TASK OBJECTIVE
Show all lines from the listing below that contain "Tmax".

*** WORKING DATA

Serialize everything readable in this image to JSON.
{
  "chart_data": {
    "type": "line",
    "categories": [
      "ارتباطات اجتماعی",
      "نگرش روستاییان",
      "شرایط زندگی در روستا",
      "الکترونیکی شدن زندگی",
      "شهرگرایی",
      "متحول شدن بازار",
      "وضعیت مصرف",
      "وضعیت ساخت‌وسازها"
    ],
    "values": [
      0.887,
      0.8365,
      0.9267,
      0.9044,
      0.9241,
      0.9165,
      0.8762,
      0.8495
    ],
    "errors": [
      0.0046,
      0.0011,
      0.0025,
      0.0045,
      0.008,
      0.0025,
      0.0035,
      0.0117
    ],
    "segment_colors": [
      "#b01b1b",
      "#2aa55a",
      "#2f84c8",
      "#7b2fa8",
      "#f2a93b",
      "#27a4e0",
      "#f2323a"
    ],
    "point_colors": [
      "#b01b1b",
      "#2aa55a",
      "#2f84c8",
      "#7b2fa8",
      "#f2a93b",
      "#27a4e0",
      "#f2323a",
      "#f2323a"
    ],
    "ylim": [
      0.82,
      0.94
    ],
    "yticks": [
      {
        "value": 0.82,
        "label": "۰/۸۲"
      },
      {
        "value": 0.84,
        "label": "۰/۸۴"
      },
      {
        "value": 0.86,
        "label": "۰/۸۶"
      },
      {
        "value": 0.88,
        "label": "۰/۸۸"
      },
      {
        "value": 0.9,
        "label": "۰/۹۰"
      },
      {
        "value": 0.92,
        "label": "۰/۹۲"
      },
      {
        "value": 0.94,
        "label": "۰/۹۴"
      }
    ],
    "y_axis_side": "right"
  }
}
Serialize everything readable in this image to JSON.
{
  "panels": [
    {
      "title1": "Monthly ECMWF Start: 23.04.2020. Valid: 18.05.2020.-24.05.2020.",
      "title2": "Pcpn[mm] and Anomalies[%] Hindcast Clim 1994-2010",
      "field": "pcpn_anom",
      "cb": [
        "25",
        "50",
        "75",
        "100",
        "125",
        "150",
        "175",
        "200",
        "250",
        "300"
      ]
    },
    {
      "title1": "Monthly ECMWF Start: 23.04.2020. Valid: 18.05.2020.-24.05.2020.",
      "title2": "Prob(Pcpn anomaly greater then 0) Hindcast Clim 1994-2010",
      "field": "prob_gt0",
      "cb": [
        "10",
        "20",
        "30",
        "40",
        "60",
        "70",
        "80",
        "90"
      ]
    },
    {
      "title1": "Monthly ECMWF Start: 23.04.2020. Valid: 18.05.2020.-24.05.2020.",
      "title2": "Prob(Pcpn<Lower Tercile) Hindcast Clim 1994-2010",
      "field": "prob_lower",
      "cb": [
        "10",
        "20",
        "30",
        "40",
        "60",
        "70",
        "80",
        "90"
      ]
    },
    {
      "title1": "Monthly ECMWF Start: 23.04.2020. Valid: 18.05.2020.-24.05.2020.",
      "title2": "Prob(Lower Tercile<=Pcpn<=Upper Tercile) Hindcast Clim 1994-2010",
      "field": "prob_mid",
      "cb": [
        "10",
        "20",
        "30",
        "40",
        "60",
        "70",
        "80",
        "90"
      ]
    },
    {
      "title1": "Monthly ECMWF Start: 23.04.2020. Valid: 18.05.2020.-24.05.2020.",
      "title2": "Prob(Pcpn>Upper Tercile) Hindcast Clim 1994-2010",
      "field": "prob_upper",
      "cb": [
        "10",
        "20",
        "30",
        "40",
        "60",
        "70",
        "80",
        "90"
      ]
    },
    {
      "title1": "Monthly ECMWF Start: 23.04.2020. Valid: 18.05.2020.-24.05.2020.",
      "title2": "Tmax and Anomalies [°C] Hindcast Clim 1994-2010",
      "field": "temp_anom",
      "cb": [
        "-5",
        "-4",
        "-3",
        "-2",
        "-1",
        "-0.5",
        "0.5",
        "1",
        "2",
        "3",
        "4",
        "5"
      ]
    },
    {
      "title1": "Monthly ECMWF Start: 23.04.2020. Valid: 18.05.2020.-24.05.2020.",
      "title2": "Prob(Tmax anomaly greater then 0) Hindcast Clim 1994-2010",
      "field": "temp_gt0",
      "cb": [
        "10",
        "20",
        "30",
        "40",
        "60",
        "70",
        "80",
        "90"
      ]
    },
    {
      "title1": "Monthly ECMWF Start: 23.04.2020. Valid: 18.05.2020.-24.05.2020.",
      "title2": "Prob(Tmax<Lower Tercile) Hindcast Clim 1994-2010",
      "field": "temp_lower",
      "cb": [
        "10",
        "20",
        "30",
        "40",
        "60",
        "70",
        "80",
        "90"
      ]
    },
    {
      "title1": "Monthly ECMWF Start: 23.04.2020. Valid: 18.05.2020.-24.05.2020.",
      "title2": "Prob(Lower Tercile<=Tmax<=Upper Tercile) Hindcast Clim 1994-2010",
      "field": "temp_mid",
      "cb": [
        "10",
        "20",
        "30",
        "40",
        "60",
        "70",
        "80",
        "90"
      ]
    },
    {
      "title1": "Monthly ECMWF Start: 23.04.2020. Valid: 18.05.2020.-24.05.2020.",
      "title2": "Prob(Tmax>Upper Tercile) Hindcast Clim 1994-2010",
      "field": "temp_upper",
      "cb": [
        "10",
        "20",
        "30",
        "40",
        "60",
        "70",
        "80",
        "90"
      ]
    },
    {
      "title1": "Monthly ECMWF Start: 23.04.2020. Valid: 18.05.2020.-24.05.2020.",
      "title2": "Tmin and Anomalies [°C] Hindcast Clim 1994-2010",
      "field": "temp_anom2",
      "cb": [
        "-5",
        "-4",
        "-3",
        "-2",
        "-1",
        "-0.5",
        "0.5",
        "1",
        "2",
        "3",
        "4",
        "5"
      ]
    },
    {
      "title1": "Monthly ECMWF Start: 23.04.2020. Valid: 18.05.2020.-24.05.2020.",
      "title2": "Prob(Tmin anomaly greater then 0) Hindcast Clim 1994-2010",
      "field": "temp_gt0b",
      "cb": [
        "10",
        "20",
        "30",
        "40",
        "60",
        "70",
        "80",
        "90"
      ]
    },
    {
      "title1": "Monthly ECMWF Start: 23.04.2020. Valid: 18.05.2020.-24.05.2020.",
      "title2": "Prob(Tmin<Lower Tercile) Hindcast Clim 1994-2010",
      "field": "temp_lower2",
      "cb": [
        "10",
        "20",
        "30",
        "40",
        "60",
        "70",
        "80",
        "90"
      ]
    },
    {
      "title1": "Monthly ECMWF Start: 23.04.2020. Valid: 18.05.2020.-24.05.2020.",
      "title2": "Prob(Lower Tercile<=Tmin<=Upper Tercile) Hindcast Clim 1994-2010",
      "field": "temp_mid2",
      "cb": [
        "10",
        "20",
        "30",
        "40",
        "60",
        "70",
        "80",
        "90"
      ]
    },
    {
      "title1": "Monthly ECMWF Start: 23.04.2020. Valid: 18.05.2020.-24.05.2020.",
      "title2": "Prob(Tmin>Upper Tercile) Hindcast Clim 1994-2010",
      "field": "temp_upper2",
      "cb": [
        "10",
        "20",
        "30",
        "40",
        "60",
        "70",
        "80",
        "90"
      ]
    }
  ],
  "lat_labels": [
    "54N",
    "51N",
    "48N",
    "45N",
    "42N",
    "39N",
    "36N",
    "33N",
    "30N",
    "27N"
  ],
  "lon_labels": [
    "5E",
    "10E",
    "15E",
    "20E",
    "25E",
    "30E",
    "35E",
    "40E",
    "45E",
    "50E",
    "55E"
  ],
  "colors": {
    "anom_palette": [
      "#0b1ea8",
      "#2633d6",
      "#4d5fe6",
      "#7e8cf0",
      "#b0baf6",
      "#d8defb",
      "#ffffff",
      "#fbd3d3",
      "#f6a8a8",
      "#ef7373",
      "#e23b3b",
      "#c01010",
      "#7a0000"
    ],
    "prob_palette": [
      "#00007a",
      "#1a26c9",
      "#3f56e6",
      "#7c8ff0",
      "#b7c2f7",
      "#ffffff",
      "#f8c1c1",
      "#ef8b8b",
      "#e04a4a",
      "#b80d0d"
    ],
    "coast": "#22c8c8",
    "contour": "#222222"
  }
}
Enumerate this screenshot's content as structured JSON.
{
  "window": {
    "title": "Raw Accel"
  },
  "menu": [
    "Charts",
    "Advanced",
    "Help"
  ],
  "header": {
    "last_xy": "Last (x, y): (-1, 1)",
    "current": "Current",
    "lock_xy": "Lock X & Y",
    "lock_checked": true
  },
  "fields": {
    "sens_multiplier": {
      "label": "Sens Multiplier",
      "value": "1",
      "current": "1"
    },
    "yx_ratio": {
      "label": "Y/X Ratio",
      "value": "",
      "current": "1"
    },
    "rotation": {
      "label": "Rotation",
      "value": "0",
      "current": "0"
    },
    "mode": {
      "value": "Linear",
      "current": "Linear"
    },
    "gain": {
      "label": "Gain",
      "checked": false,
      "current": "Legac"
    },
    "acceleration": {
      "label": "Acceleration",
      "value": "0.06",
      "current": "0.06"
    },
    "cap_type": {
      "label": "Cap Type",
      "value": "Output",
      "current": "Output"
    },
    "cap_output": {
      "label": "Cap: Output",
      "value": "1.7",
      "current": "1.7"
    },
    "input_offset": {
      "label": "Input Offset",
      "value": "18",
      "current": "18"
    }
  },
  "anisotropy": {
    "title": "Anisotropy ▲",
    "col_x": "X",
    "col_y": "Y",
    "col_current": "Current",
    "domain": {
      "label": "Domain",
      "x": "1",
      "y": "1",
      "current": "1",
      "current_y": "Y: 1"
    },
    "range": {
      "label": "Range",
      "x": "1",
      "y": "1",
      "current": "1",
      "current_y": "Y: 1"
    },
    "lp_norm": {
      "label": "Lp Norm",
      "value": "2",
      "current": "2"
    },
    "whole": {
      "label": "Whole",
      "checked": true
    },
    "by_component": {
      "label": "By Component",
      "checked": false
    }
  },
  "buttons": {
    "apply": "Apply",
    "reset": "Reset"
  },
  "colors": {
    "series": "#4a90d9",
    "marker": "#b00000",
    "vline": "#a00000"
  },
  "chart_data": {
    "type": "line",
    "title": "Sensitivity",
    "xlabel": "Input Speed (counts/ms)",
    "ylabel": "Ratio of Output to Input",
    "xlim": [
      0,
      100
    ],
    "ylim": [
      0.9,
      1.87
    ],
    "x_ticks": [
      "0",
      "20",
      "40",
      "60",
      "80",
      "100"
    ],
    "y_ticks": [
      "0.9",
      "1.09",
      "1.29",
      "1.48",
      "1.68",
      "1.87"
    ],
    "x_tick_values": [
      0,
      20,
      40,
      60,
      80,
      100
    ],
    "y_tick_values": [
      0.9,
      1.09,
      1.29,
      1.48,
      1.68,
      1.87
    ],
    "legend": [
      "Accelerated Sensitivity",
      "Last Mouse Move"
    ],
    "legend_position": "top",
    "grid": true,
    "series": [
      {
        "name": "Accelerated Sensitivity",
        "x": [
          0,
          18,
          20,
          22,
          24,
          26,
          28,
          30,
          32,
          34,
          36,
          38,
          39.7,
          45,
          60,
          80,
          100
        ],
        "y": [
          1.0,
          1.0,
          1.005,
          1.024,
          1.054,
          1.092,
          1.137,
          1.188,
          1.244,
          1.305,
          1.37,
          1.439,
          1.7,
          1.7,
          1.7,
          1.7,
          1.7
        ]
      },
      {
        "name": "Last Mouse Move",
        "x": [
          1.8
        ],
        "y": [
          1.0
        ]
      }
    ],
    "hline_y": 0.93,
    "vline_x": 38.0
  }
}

******

RESPONSE
      "title2": "Tmax and Anomalies [°C] Hindcast Clim 1994-2010",
      "title2": "Prob(Tmax anomaly greater then 0) Hindcast Clim 1994-2010",
      "title2": "Prob(Tmax<Lower Tercile) Hindcast Clim 1994-2010",
      "title2": "Prob(Lower Tercile<=Tmax<=Upper Tercile) Hindcast Clim 1994-2010",
      "title2": "Prob(Tmax>Upper Tercile) Hindcast Clim 1994-2010",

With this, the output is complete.